[Saved entries]
------------------------------------------------------------------------
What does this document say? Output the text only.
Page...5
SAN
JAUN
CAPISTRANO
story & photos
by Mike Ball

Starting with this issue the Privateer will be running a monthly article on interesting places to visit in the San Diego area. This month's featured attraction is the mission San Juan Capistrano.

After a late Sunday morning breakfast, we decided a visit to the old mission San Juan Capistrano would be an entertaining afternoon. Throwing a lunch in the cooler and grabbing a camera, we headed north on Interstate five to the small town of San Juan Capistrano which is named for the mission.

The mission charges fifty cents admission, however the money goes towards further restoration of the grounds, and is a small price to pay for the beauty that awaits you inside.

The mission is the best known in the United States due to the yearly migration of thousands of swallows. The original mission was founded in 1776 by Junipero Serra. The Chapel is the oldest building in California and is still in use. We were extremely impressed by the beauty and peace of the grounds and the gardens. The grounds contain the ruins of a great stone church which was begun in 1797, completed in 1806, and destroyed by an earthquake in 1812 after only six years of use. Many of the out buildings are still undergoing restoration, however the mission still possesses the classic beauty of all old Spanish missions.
------------------------------------------------------------------------
Requirements: All of the entries should be written out again exactly.

Exercise answer:
What does this document say? Output the text only.
Page...5
SAN
JAUN
CAPISTRANO
story & photos
by Mike Ball

Starting with this issue the Privateer will be running a monthly article on interesting places to visit in the San Diego area. This month's featured attraction is the mission San Juan Capistrano.

After a late Sunday morning breakfast, we decided a visit to the old mission San Juan Capistrano would be an entertaining afternoon. Throwing a lunch in the cooler and grabbing a camera, we headed north on Interstate five to the small town of San Juan Capistrano which is named for the mission.

The mission charges fifty cents admission, however the money goes towards further restoration of the grounds, and is a small price to pay for the beauty that awaits you inside.

The mission is the best known in the United States due to the yearly migration of thousands of swallows. The original mission was founded in 1776 by Junipero Serra. The Chapel is the oldest building in California and is still in use. We were extremely impressed by the beauty and peace of the grounds and the gardens. The grounds contain the ruins of a great stone church which was begun in 1797, completed in 1806, and destroyed by an earthquake in 1812 after only six years of use. Many of the out buildings are still undergoing restoration, however the mission still possesses the classic beauty of all old Spanish missions.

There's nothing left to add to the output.